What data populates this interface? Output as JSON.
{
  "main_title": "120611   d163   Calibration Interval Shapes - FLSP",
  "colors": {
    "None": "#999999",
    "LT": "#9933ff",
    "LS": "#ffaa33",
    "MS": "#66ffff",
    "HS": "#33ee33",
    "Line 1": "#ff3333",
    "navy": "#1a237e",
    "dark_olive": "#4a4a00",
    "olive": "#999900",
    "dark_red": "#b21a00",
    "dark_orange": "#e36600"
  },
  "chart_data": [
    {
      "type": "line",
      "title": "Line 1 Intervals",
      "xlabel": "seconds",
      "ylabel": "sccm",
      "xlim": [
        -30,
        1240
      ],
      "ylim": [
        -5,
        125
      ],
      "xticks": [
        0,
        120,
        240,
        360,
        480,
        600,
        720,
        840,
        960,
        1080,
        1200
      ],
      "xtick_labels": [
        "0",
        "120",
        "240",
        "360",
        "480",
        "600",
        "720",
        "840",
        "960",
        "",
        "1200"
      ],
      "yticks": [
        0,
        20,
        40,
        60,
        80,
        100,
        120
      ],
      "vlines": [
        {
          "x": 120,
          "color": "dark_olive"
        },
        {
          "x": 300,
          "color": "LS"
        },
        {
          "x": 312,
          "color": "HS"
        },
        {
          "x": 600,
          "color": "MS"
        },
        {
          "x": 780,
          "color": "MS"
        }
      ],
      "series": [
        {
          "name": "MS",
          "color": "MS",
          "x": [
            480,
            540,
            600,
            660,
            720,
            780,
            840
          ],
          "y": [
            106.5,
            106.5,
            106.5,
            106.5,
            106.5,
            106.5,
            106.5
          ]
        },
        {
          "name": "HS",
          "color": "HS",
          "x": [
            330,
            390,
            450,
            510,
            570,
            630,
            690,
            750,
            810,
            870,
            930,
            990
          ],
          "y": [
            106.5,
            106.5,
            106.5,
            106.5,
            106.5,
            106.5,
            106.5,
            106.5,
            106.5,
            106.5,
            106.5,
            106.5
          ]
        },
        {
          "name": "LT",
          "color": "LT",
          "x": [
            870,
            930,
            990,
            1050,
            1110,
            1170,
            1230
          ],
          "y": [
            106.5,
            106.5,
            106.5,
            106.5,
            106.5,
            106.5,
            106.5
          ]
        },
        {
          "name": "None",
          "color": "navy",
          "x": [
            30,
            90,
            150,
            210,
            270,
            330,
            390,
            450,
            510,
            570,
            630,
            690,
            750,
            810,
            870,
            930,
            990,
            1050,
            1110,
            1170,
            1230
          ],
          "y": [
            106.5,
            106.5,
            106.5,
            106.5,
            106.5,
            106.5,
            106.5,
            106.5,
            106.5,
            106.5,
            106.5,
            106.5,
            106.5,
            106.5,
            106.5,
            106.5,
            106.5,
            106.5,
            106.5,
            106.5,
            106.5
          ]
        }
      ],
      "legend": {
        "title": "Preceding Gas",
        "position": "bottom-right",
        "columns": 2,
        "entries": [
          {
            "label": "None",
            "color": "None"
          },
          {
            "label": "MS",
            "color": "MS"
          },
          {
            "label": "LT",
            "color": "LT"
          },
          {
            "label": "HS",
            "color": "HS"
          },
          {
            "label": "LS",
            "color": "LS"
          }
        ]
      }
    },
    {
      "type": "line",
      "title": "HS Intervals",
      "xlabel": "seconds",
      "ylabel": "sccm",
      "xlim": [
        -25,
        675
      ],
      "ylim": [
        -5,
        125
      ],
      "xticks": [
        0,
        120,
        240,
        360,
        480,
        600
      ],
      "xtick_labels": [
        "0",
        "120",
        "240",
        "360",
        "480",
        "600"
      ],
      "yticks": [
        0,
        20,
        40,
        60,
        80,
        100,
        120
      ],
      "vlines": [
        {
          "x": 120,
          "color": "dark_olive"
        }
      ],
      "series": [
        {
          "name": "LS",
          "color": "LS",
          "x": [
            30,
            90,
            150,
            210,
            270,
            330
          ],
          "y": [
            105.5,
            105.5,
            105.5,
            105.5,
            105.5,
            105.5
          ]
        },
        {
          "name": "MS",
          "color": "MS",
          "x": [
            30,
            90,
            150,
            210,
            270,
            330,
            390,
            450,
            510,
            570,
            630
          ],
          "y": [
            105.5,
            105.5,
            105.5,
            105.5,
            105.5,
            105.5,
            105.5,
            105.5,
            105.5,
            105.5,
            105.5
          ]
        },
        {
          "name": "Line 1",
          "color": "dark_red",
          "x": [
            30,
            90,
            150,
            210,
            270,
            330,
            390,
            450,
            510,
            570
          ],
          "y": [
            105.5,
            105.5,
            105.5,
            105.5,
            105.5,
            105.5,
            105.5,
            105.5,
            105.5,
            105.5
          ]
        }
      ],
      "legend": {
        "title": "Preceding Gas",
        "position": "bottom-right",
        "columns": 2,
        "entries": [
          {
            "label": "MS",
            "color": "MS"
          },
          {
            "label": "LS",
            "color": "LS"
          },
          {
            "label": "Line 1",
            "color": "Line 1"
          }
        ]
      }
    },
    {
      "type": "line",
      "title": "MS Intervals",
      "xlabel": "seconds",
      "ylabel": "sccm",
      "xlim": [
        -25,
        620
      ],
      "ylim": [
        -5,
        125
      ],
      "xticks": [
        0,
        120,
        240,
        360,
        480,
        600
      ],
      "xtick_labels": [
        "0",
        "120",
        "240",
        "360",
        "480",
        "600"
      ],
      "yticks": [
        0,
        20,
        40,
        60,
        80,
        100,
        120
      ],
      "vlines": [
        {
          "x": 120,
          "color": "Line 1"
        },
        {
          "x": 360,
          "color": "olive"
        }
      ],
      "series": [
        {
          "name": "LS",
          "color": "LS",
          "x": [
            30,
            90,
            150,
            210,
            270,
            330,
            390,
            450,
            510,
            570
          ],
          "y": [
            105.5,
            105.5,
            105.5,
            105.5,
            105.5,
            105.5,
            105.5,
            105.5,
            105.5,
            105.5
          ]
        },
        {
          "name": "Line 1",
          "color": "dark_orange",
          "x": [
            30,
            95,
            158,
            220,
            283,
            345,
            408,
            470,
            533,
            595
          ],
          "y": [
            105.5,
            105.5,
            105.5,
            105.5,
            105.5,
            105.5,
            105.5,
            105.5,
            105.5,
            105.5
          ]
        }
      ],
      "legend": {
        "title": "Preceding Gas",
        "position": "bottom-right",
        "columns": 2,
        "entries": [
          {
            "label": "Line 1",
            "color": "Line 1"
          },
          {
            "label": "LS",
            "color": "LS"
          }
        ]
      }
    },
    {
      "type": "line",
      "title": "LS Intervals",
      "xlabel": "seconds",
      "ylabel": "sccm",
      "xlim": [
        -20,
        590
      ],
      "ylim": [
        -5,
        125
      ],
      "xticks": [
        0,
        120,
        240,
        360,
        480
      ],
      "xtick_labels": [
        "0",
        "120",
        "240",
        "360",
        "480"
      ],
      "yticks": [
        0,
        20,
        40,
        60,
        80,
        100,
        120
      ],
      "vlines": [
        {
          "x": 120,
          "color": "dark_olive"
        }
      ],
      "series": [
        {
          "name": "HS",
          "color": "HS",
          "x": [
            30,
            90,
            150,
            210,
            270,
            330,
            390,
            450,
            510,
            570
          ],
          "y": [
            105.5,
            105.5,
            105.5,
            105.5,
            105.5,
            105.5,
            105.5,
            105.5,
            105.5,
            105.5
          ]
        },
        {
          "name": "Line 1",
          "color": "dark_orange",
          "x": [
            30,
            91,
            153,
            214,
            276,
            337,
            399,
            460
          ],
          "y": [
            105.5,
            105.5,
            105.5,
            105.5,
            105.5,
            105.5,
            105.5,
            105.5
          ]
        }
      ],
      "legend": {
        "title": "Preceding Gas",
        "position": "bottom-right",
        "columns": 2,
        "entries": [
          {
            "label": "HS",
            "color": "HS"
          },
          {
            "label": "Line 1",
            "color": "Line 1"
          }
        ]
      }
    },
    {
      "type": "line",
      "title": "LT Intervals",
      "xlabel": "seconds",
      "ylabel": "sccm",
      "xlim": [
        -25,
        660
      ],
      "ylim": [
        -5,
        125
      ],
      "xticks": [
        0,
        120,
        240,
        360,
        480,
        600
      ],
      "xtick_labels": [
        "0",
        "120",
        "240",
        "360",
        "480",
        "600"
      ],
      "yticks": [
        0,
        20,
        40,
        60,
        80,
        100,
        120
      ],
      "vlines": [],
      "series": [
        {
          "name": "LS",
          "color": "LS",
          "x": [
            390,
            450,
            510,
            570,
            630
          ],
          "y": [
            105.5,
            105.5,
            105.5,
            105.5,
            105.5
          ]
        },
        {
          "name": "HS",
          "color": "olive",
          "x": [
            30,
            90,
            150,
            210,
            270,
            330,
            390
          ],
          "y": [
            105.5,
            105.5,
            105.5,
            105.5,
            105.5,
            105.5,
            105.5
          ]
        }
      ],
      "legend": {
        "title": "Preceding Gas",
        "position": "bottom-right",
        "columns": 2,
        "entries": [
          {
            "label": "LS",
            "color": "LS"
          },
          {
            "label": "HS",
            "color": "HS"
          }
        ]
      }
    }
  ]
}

━━━━━━

Scan the listing above and identify each line holding the string "None"; copy every such line.

    "None": "#999999",
          "name": "None",
            "label": "None",
            "color": "None"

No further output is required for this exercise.